Are you able to retype all the records below exactly?

Collected data:
______

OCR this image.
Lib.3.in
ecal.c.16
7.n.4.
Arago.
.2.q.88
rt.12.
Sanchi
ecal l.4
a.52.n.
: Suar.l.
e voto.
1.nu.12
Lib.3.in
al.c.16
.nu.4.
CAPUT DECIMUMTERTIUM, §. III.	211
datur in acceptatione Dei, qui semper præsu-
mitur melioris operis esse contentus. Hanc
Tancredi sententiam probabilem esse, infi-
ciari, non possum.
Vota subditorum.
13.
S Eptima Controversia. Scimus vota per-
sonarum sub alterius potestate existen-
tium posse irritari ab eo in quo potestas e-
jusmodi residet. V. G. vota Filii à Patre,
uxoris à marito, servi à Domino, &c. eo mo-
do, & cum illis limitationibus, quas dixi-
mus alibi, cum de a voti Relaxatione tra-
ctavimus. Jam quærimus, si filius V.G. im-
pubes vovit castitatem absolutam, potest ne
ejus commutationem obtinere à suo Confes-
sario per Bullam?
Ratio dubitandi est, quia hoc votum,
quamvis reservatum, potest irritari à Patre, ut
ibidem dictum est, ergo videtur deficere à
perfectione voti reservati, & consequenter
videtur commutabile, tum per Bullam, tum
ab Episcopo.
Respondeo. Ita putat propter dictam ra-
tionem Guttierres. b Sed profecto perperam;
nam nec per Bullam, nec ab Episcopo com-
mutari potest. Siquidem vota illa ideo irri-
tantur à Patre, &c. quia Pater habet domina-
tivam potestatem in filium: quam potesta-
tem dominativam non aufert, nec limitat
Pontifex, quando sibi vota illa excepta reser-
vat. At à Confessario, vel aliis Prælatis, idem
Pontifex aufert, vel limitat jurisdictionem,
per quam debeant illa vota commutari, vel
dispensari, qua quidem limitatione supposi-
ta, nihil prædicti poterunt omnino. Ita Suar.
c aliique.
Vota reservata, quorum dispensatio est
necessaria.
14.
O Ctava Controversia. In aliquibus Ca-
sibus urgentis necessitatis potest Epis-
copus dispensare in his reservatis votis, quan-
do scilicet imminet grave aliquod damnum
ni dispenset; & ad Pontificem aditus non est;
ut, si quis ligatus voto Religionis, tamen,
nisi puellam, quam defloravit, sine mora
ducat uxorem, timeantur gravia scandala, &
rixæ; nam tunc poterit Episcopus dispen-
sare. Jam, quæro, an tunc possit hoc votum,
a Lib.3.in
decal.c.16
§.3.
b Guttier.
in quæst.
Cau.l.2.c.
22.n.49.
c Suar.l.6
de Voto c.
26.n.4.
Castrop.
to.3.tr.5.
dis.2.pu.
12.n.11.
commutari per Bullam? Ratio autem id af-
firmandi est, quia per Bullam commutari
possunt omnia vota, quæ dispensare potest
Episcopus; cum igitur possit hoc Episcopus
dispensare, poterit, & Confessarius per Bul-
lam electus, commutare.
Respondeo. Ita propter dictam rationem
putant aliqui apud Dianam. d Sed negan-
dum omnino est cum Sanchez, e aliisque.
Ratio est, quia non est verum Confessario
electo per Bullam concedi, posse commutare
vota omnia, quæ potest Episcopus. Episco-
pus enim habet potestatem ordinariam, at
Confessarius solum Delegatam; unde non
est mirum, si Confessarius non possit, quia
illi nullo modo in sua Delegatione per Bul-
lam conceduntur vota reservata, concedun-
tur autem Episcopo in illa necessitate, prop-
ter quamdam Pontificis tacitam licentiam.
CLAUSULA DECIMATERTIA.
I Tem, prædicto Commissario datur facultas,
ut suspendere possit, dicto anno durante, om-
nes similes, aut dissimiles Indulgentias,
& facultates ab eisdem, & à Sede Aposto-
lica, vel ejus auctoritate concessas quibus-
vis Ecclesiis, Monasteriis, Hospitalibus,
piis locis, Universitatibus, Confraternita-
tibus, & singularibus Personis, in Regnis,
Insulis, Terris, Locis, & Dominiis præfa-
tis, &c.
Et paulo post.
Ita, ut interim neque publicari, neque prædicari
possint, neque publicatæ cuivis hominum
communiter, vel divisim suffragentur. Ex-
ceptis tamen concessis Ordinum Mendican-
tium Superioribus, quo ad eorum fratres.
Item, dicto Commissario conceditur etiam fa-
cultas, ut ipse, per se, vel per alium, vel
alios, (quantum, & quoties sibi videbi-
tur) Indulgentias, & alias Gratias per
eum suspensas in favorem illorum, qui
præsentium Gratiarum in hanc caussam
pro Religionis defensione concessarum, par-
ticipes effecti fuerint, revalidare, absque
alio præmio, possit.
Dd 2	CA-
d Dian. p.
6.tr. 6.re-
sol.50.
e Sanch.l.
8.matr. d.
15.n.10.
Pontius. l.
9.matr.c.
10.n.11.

______

▶ **Result of this task**
OCR this image.
Lib.3.in
ecal.c.16
7.n.4.
Arago.
.2.q.88
rt.12.
Sanchi
ecal l.4
a.52.n.
: Suar.l.
e voto.
1.nu.12
Lib.3.in
al.c.16
.nu.4.
CAPUT DECIMUMTERTIUM, §. III.	211
datur in acceptatione Dei, qui semper præsu-
mitur melioris operis esse contentus. Hanc
Tancredi sententiam probabilem esse, infi-
ciari, non possum.
Vota subditorum.
13.
S Eptima Controversia. Scimus vota per-
sonarum sub alterius potestate existen-
tium posse irritari ab eo in quo potestas e-
jusmodi residet. V. G. vota Filii à Patre,
uxoris à marito, servi à Domino, &c. eo mo-
do, & cum illis limitationibus, quas dixi-
mus alibi, cum de a voti Relaxatione tra-
ctavimus. Jam quærimus, si filius V.G. im-
pubes vovit castitatem absolutam, potest ne
ejus commutationem obtinere à suo Confes-
sario per Bullam?
Ratio dubitandi est, quia hoc votum,
quamvis reservatum, potest irritari à Patre, ut
ibidem dictum est, ergo videtur deficere à
perfectione voti reservati, & consequenter
videtur commutabile, tum per Bullam, tum
ab Episcopo.
Respondeo. Ita putat propter dictam ra-
tionem Guttierres. b Sed profecto perperam;
nam nec per Bullam, nec ab Episcopo com-
mutari potest. Siquidem vota illa ideo irri-
tantur à Patre, &c. quia Pater habet domina-
tivam potestatem in filium: quam potesta-
tem dominativam non aufert, nec limitat
Pontifex, quando sibi vota illa excepta reser-
vat. At à Confessario, vel aliis Prælatis, idem
Pontifex aufert, vel limitat jurisdictionem,
per quam debeant illa vota commutari, vel
dispensari, qua quidem limitatione supposi-
ta, nihil prædicti poterunt omnino. Ita Suar.
c aliique.
Vota reservata, quorum dispensatio est
necessaria.
14.
O Ctava Controversia. In aliquibus Ca-
sibus urgentis necessitatis potest Epis-
copus dispensare in his reservatis votis, quan-
do scilicet imminet grave aliquod damnum
ni dispenset; & ad Pontificem aditus non est;
ut, si quis ligatus voto Religionis, tamen,
nisi puellam, quam defloravit, sine mora
ducat uxorem, timeantur gravia scandala, &
rixæ; nam tunc poterit Episcopus dispen-
sare. Jam, quæro, an tunc possit hoc votum,
a Lib.3.in
decal.c.16
§.3.
b Guttier.
in quæst.
Cau.l.2.c.
22.n.49.
c Suar.l.6
de Voto c.
26.n.4.
Castrop.
to.3.tr.5.
dis.2.pu.
12.n.11.
commutari per Bullam? Ratio autem id af-
firmandi est, quia per Bullam commutari
possunt omnia vota, quæ dispensare potest
Episcopus; cum igitur possit hoc Episcopus
dispensare, poterit, & Confessarius per Bul-
lam electus, commutare.
Respondeo. Ita propter dictam rationem
putant aliqui apud Dianam. d Sed negan-
dum omnino est cum Sanchez, e aliisque.
Ratio est, quia non est verum Confessario
electo per Bullam concedi, posse commutare
vota omnia, quæ potest Episcopus. Episco-
pus enim habet potestatem ordinariam, at
Confessarius solum Delegatam; unde non
est mirum, si Confessarius non possit, quia
illi nullo modo in sua Delegatione per Bul-
lam conceduntur vota reservata, concedun-
tur autem Episcopo in illa necessitate, prop-
ter quamdam Pontificis tacitam licentiam.
CLAUSULA DECIMATERTIA.
I Tem, prædicto Commissario datur facultas,
ut suspendere possit, dicto anno durante, om-
nes similes, aut dissimiles Indulgentias,
& facultates ab eisdem, & à Sede Aposto-
lica, vel ejus auctoritate concessas quibus-
vis Ecclesiis, Monasteriis, Hospitalibus,
piis locis, Universitatibus, Confraternita-
tibus, & singularibus Personis, in Regnis,
Insulis, Terris, Locis, & Dominiis præfa-
tis, &c.
Et paulo post.
Ita, ut interim neque publicari, neque prædicari
possint, neque publicatæ cuivis hominum
communiter, vel divisim suffragentur. Ex-
ceptis tamen concessis Ordinum Mendican-
tium Superioribus, quo ad eorum fratres.
Item, dicto Commissario conceditur etiam fa-
cultas, ut ipse, per se, vel per alium, vel
alios, (quantum, & quoties sibi videbi-
tur) Indulgentias, & alias Gratias per
eum suspensas in favorem illorum, qui
præsentium Gratiarum in hanc caussam
pro Religionis defensione concessarum, par-
ticipes effecti fuerint, revalidare, absque
alio præmio, possit.
Dd 2	CA-
d Dian. p.
6.tr. 6.re-
sol.50.
e Sanch.l.
8.matr. d.
15.n.10.
Pontius. l.
9.matr.c.
10.n.11.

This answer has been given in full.